— Start Excerpted data —

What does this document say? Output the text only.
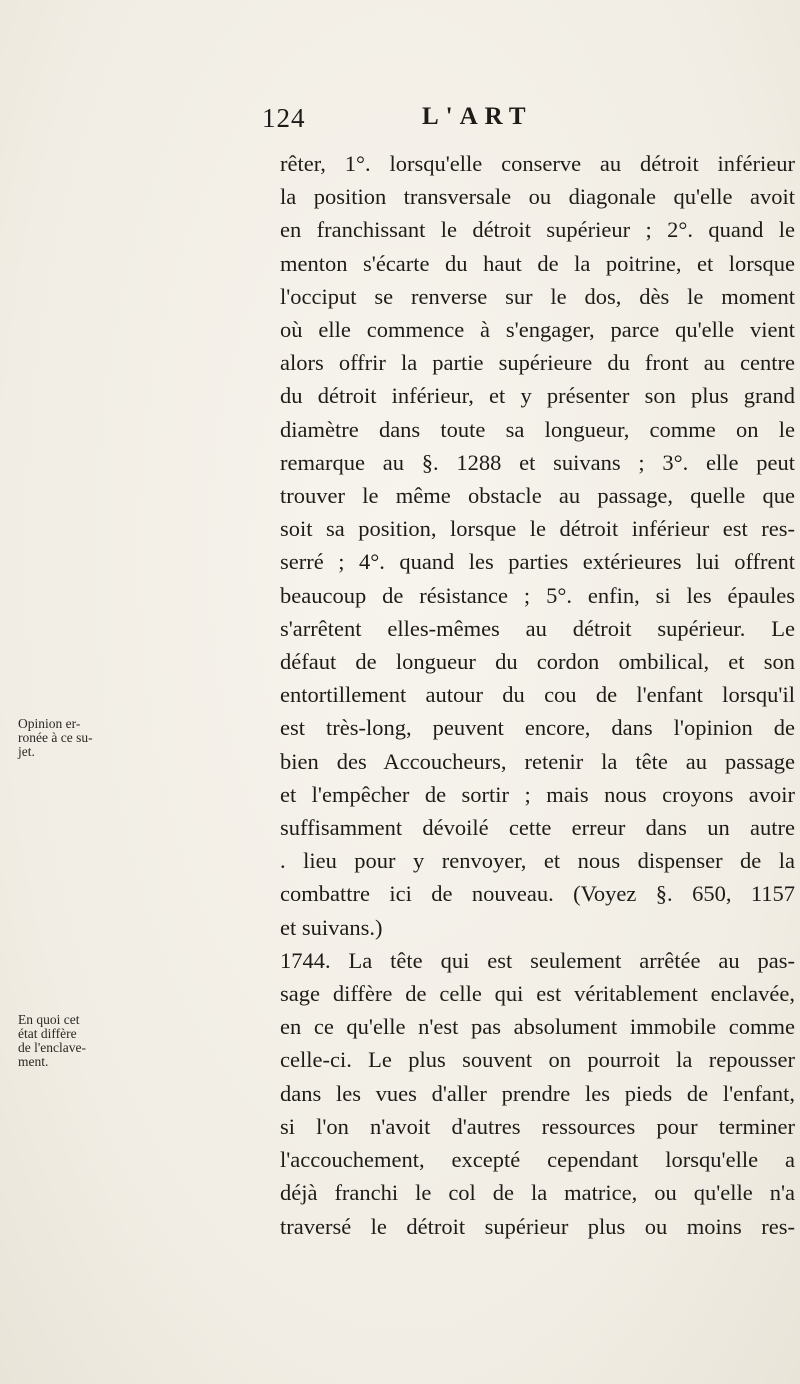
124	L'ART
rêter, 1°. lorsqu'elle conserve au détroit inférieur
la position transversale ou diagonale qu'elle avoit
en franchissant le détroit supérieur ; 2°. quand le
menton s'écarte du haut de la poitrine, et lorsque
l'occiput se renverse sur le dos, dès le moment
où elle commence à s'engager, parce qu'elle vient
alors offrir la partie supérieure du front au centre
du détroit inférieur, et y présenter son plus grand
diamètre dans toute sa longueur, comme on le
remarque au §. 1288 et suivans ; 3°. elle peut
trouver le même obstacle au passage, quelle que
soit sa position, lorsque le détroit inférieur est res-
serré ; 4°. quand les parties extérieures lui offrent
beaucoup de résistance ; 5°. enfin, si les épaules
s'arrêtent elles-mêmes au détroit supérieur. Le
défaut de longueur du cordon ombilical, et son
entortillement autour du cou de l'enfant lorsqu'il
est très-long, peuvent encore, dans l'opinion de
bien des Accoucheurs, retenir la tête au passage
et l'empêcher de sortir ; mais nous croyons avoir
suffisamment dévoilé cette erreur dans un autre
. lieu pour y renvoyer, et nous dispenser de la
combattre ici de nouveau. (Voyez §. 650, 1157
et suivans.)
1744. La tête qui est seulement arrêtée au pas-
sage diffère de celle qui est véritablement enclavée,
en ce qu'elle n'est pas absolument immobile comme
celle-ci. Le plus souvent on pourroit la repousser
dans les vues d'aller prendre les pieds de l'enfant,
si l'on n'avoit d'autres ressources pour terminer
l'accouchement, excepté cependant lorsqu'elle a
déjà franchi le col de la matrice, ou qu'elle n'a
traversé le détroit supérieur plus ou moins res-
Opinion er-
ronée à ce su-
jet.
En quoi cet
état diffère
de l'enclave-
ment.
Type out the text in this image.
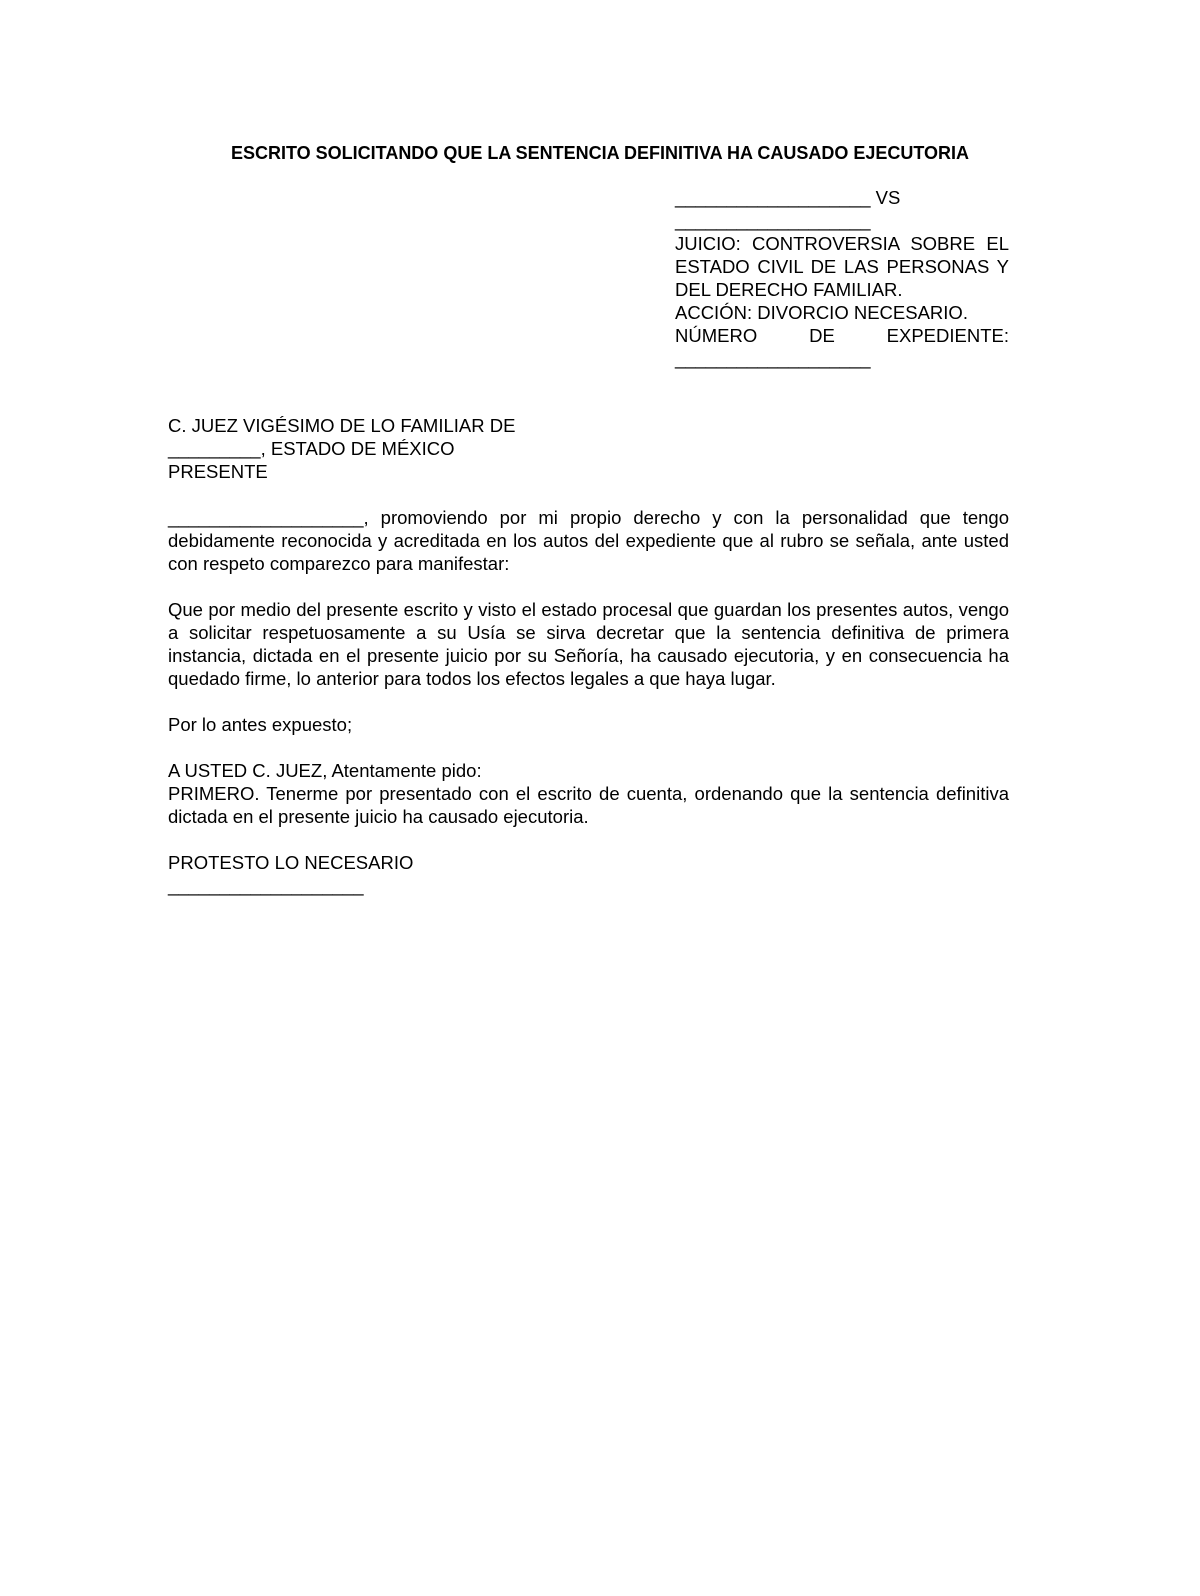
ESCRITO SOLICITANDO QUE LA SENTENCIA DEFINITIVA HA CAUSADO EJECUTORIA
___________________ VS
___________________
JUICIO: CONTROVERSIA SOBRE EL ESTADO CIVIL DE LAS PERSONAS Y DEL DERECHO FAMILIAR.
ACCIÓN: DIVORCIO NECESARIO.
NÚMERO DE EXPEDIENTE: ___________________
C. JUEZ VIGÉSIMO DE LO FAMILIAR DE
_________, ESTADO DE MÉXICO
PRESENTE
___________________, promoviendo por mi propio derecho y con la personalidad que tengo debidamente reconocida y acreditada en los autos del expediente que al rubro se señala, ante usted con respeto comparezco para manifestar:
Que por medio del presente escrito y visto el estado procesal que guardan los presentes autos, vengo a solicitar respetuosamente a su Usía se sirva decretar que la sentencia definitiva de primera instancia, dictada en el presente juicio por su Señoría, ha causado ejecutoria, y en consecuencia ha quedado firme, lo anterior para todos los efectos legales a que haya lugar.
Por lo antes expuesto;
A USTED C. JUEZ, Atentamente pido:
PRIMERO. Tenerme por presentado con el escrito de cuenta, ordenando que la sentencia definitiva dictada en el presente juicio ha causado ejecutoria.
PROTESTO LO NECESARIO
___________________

— End Excerpted data —
— Start Excerpted data —

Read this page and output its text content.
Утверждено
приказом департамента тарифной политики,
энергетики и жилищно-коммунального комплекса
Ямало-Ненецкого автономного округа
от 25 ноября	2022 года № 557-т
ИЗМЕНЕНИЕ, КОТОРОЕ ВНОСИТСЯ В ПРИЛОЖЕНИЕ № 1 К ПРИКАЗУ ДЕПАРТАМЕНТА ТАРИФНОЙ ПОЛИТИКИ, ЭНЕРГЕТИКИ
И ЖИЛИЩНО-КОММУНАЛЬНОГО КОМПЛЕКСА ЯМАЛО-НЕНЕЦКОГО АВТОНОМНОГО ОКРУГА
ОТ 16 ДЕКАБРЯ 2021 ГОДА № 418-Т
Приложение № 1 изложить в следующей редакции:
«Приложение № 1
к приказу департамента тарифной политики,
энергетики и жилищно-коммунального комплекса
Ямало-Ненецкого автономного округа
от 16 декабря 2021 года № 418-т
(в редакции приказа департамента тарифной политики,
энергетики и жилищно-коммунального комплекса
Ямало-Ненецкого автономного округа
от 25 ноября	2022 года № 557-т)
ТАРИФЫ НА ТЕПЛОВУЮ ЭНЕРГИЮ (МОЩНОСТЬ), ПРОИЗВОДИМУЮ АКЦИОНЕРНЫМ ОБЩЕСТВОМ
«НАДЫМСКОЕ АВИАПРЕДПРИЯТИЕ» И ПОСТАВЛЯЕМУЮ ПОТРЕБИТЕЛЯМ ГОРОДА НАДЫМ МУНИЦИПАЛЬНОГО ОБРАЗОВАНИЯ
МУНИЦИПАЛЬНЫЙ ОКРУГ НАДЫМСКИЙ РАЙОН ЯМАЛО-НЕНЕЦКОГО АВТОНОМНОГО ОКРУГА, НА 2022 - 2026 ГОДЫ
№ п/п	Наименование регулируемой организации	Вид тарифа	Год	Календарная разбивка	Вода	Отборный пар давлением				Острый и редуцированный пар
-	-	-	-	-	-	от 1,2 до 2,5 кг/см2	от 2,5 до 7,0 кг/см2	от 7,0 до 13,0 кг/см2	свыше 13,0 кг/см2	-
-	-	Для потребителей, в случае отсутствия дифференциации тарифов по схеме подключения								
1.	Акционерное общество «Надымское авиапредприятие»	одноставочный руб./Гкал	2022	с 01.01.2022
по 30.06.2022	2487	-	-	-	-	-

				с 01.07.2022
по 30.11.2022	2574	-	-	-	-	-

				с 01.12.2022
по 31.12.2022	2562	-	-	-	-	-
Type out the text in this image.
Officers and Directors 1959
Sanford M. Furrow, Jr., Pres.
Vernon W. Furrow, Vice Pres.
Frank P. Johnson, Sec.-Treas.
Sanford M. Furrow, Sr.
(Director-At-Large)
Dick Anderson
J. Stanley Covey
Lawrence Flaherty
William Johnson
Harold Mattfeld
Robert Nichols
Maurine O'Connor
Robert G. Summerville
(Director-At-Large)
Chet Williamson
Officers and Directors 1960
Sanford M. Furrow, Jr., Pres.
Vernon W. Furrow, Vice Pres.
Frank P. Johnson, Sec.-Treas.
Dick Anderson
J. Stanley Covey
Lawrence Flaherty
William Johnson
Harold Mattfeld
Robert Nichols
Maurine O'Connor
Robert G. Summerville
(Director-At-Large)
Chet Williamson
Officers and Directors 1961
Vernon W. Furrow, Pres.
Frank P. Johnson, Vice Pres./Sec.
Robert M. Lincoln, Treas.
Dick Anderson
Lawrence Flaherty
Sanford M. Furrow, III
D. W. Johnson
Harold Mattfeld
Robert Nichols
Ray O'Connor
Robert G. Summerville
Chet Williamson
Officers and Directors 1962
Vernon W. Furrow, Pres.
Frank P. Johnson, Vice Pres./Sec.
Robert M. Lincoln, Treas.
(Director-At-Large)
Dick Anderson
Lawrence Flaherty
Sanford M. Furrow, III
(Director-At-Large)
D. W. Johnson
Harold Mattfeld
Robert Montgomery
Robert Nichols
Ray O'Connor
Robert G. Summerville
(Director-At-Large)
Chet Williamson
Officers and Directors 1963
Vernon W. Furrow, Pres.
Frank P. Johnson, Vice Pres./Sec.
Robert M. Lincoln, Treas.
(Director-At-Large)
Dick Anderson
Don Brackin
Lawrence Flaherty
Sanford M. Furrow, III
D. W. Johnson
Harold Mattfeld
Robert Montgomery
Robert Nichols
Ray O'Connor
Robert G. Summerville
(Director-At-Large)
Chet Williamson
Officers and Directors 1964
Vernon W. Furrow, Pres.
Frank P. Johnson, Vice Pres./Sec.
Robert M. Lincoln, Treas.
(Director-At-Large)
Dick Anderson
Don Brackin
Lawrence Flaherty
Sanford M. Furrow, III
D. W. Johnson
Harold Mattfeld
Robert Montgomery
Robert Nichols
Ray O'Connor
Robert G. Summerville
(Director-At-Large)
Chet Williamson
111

— End Excerpted data —

** Instructions to follow **
Gather every line from the entries above where the word "this" appears, and copy them.

** The solution **
What does this document say? Output the text only.
Type out the text in this image.
Read this page and output its text content.
Type out the text in this image.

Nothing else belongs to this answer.